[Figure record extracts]
--

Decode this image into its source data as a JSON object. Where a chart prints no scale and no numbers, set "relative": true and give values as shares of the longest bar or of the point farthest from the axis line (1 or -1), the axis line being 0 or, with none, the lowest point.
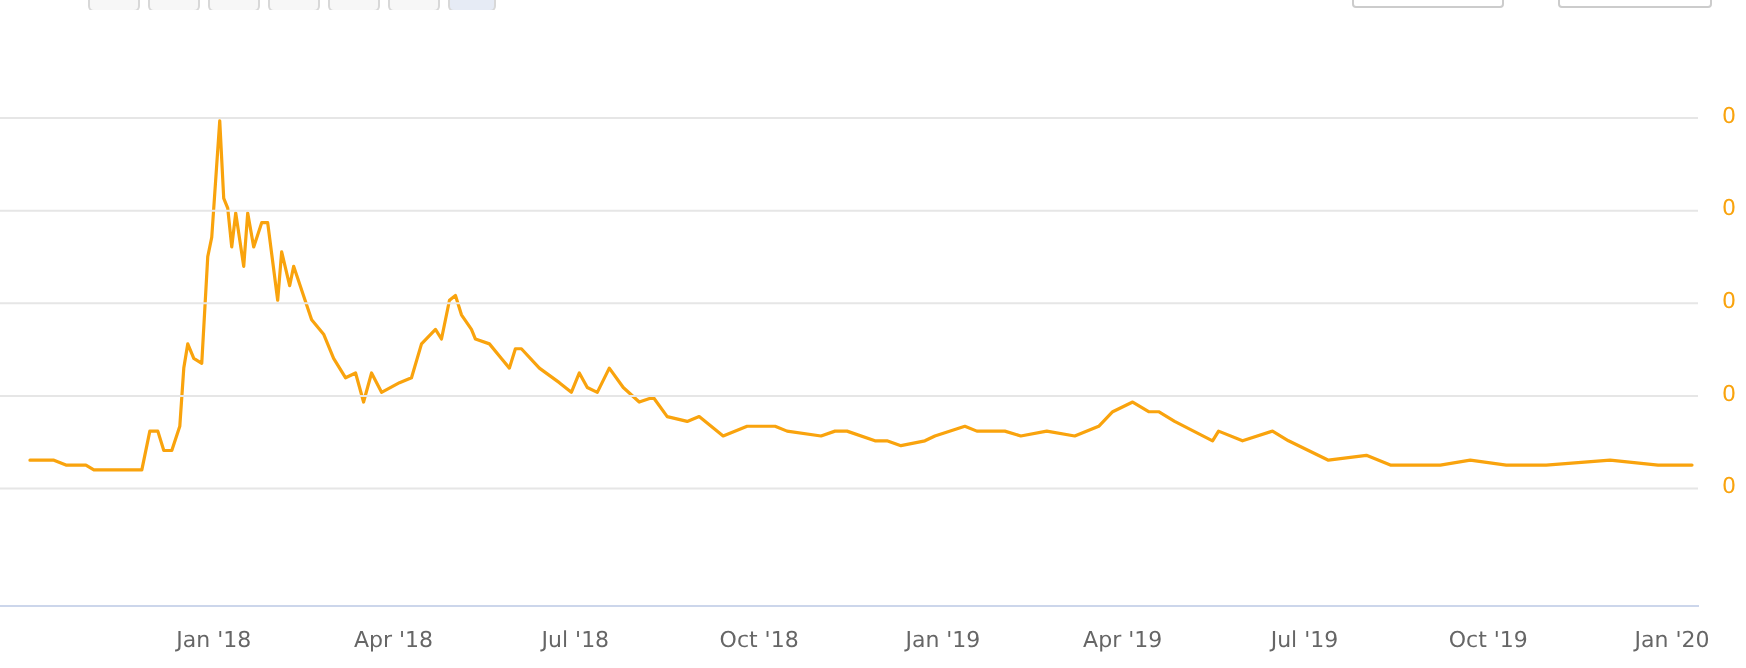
{
  "chart_data": {
    "type": "line",
    "relative": true,
    "x": [
      "2017-10-01",
      "2017-10-13",
      "2017-10-19",
      "2017-10-29",
      "2017-11-02",
      "2017-11-07",
      "2017-11-22",
      "2017-11-26",
      "2017-11-30",
      "2017-12-04",
      "2017-12-07",
      "2017-12-11",
      "2017-12-15",
      "2017-12-17",
      "2017-12-19",
      "2017-12-22",
      "2017-12-26",
      "2017-12-29",
      "2017-12-31",
      "2018-01-04",
      "2018-01-06",
      "2018-01-08",
      "2018-01-10",
      "2018-01-12",
      "2018-01-16",
      "2018-01-18",
      "2018-01-21",
      "2018-01-25",
      "2018-01-28",
      "2018-02-02",
      "2018-02-04",
      "2018-02-08",
      "2018-02-10",
      "2018-02-19",
      "2018-02-25",
      "2018-03-02",
      "2018-03-08",
      "2018-03-13",
      "2018-03-17",
      "2018-03-21",
      "2018-03-26",
      "2018-04-04",
      "2018-04-10",
      "2018-04-15",
      "2018-04-22",
      "2018-04-25",
      "2018-04-29",
      "2018-05-02",
      "2018-05-05",
      "2018-05-10",
      "2018-05-12",
      "2018-05-19",
      "2018-05-25",
      "2018-05-29",
      "2018-06-01",
      "2018-06-04",
      "2018-06-13",
      "2018-06-23",
      "2018-06-29",
      "2018-07-03",
      "2018-07-07",
      "2018-07-12",
      "2018-07-18",
      "2018-07-25",
      "2018-08-02",
      "2018-08-09",
      "2018-08-16",
      "2018-08-26",
      "2018-09-01",
      "2018-09-13",
      "2018-09-25",
      "2018-10-09",
      "2018-10-15",
      "2018-11-01",
      "2018-11-08",
      "2018-11-14",
      "2018-11-28",
      "2018-12-04",
      "2018-12-11",
      "2018-12-23",
      "2018-12-28",
      "2019-01-12",
      "2019-01-18",
      "2019-02-01",
      "2019-02-09",
      "2019-02-22",
      "2019-03-08",
      "2019-03-20",
      "2019-03-27",
      "2019-04-06",
      "2019-04-14",
      "2019-04-19",
      "2019-04-27",
      "2019-05-16",
      "2019-05-19",
      "2019-05-31",
      "2019-06-15",
      "2019-06-23",
      "2019-07-03",
      "2019-07-13",
      "2019-08-01",
      "2019-08-13",
      "2019-09-07",
      "2019-09-22",
      "2019-10-10",
      "2019-10-30",
      "2019-12-01",
      "2019-12-25",
      "2020-01-11"
    ],
    "series": [
      {
        "color": "#f9a30d",
        "values": [
          0.3,
          0.3,
          0.29,
          0.29,
          0.28,
          0.28,
          0.28,
          0.28,
          0.36,
          0.36,
          0.32,
          0.32,
          0.37,
          0.49,
          0.54,
          0.51,
          0.5,
          0.72,
          0.76,
          1.0,
          0.84,
          0.82,
          0.74,
          0.81,
          0.7,
          0.81,
          0.74,
          0.79,
          0.79,
          0.63,
          0.73,
          0.66,
          0.7,
          0.59,
          0.56,
          0.51,
          0.47,
          0.48,
          0.42,
          0.48,
          0.44,
          0.46,
          0.47,
          0.54,
          0.57,
          0.55,
          0.63,
          0.64,
          0.6,
          0.57,
          0.55,
          0.54,
          0.51,
          0.49,
          0.53,
          0.53,
          0.49,
          0.46,
          0.44,
          0.48,
          0.45,
          0.44,
          0.49,
          0.45,
          0.42,
          0.43,
          0.39,
          0.38,
          0.39,
          0.35,
          0.37,
          0.37,
          0.36,
          0.35,
          0.36,
          0.36,
          0.34,
          0.34,
          0.33,
          0.34,
          0.35,
          0.37,
          0.36,
          0.36,
          0.35,
          0.36,
          0.35,
          0.37,
          0.4,
          0.42,
          0.4,
          0.4,
          0.38,
          0.34,
          0.36,
          0.34,
          0.36,
          0.34,
          0.32,
          0.3,
          0.31,
          0.29,
          0.29,
          0.3,
          0.29,
          0.29,
          0.3,
          0.29,
          0.29
        ]
      }
    ],
    "xlim": [
      "2017-09-16",
      "2020-01-14"
    ],
    "xticks": [
      {
        "value": "2018-01-01",
        "label": "Jan '18"
      },
      {
        "value": "2018-04-01",
        "label": "Apr '18"
      },
      {
        "value": "2018-07-01",
        "label": "Jul '18"
      },
      {
        "value": "2018-10-01",
        "label": "Oct '18"
      },
      {
        "value": "2019-01-01",
        "label": "Jan '19"
      },
      {
        "value": "2019-04-01",
        "label": "Apr '19"
      },
      {
        "value": "2019-07-01",
        "label": "Jul '19"
      },
      {
        "value": "2019-10-01",
        "label": "Oct '19"
      },
      {
        "value": "2020-01-01",
        "label": "Jan '20"
      }
    ],
    "annotations": [
      "0",
      "0",
      "0",
      "0",
      "0"
    ],
    "grid": "y",
    "legend": false,
    "marker": "none",
    "line_style": "solid"
  }
}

--

Find how many lines in the listing hold "label", and reply with that number only.

◆ **RESULT OF THIS TASK**
9